◆ **WHAT YOU NEED TO DO**: Output the material beneath this task exactly, images excluded.

Collection entries:
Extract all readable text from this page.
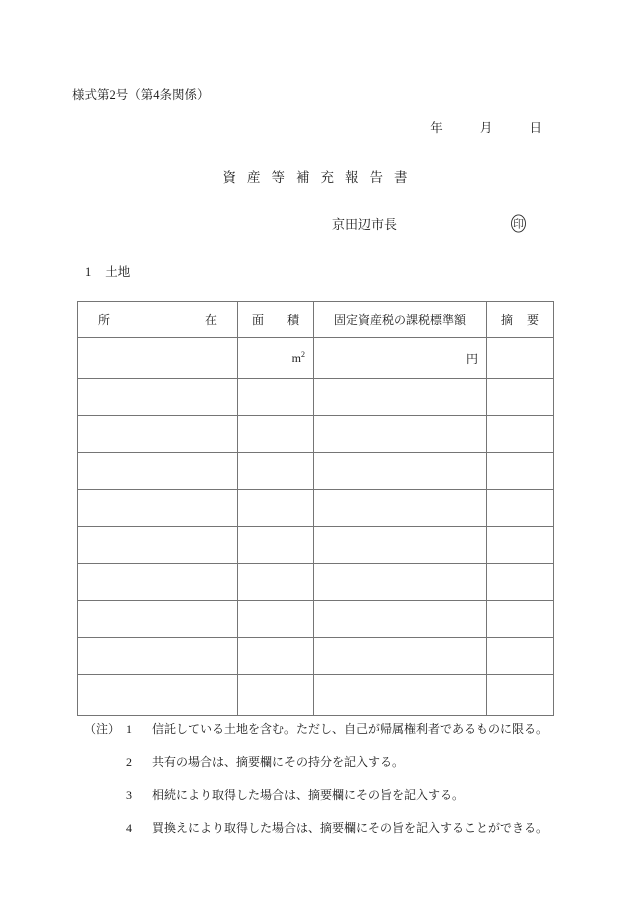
様式第2号（第4条関係）
年	月	日
資 産 等 補 充 報 告 書
京田辺市長	印
1 土地
所 在	面 積	固定資産税の課税標準額	摘 要

	$m^2$	円	

（注） 1	信託している土地を含む。ただし、自己が帰属権利者であるものに限る。
2	共有の場合は、摘要欄にその持分を記入する。
3	相続により取得した場合は、摘要欄にその旨を記入する。
4	買換えにより取得した場合は、摘要欄にその旨を記入することができる。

◆ **RESULT**:
Extract all readable text from this page.
様式第2号（第4条関係）
年	月	日
資 産 等 補 充 報 告 書
京田辺市長	印
1 土地
所 在	面 積	固定資産税の課税標準額	摘 要

	$m^2$	円	

（注） 1	信託している土地を含む。ただし、自己が帰属権利者であるものに限る。
2	共有の場合は、摘要欄にその持分を記入する。
3	相続により取得した場合は、摘要欄にその旨を記入する。
4	買換えにより取得した場合は、摘要欄にその旨を記入することができる。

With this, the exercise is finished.